→ Task directions
Give back each entry unchanged, minus pictures.

→ Dataset entries
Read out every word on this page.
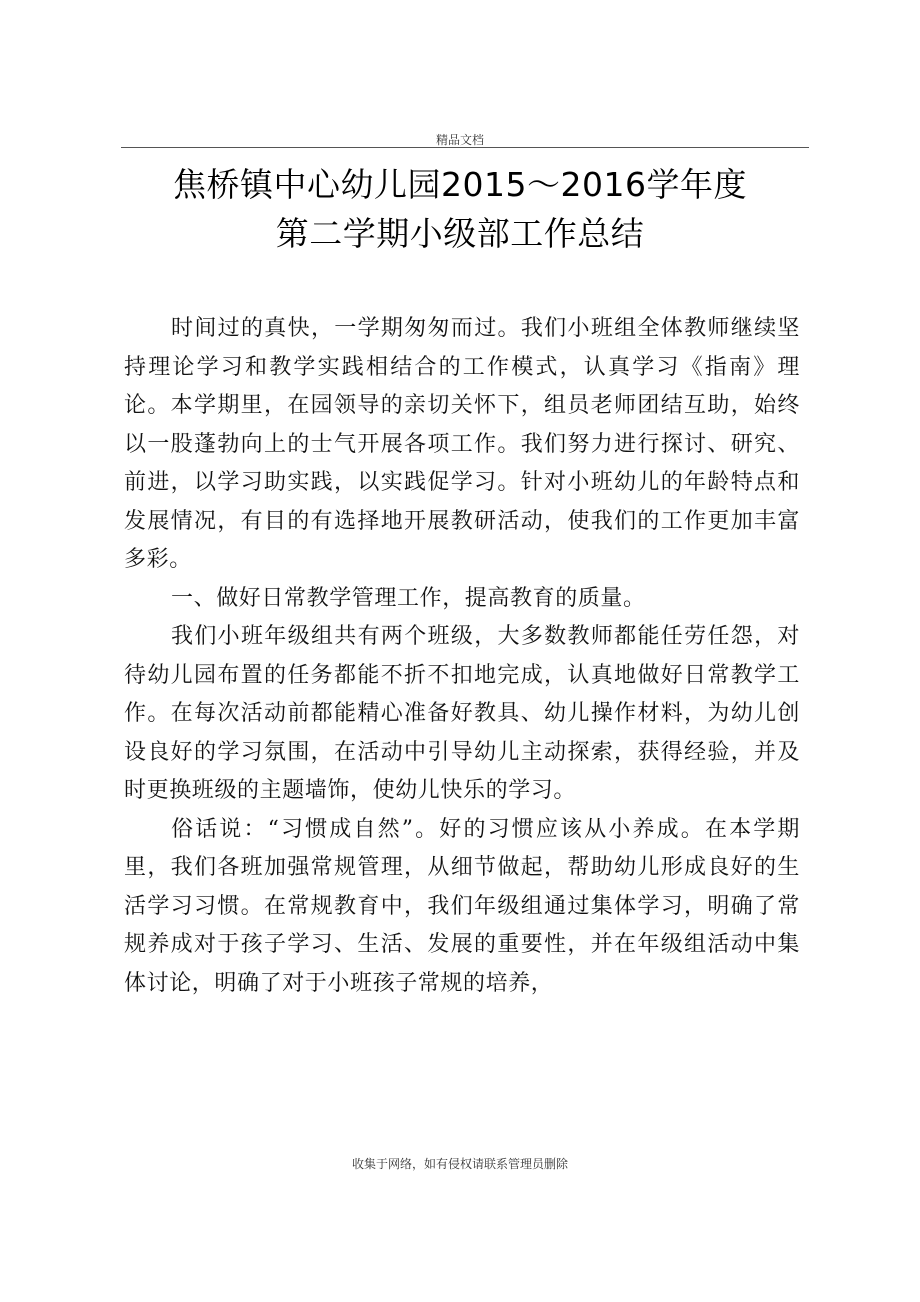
精品文档
焦桥镇中心幼儿园2015～2016学年度
第二学期小级部工作总结

时间过的真快，一学期匆匆而过。我们小班组全体教师继续坚持理论学习和教学实践相结合的工作模式，认真学习《指南》理论。本学期里，在园领导的亲切关怀下，组员老师团结互助，始终以一股蓬勃向上的士气开展各项工作。我们努力进行探讨、研究、前进，以学习助实践，以实践促学习。针对小班幼儿的年龄特点和发展情况，有目的有选择地开展教研活动，使我们的工作更加丰富多彩。

一、做好日常教学管理工作，提高教育的质量。

我们小班年级组共有两个班级，大多数教师都能任劳任怨，对待幼儿园布置的任务都能不折不扣地完成，认真地做好日常教学工作。在每次活动前都能精心准备好教具、幼儿操作材料，为幼儿创设良好的学习氛围，在活动中引导幼儿主动探索，获得经验，并及时更换班级的主题墙饰，使幼儿快乐的学习。

俗话说：“习惯成自然”。好的习惯应该从小养成。在本学期里，我们各班加强常规管理，从细节做起，帮助幼儿形成良好的生活学习习惯。在常规教育中，我们年级组通过集体学习，明确了常规养成对于孩子学习、生活、发展的重要性，并在年级组活动中集体讨论，明确了对于小班孩子常规的培养，

收集于网络，如有侵权请联系管理员删除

→ Result below
Read out every word on this page.
精品文档
焦桥镇中心幼儿园2015～2016学年度
第二学期小级部工作总结

时间过的真快，一学期匆匆而过。我们小班组全体教师继续坚持理论学习和教学实践相结合的工作模式，认真学习《指南》理论。本学期里，在园领导的亲切关怀下，组员老师团结互助，始终以一股蓬勃向上的士气开展各项工作。我们努力进行探讨、研究、前进，以学习助实践，以实践促学习。针对小班幼儿的年龄特点和发展情况，有目的有选择地开展教研活动，使我们的工作更加丰富多彩。

一、做好日常教学管理工作，提高教育的质量。

我们小班年级组共有两个班级，大多数教师都能任劳任怨，对待幼儿园布置的任务都能不折不扣地完成，认真地做好日常教学工作。在每次活动前都能精心准备好教具、幼儿操作材料，为幼儿创设良好的学习氛围，在活动中引导幼儿主动探索，获得经验，并及时更换班级的主题墙饰，使幼儿快乐的学习。

俗话说：“习惯成自然”。好的习惯应该从小养成。在本学期里，我们各班加强常规管理，从细节做起，帮助幼儿形成良好的生活学习习惯。在常规教育中，我们年级组通过集体学习，明确了常规养成对于孩子学习、生活、发展的重要性，并在年级组活动中集体讨论，明确了对于小班孩子常规的培养，

收集于网络，如有侵权请联系管理员删除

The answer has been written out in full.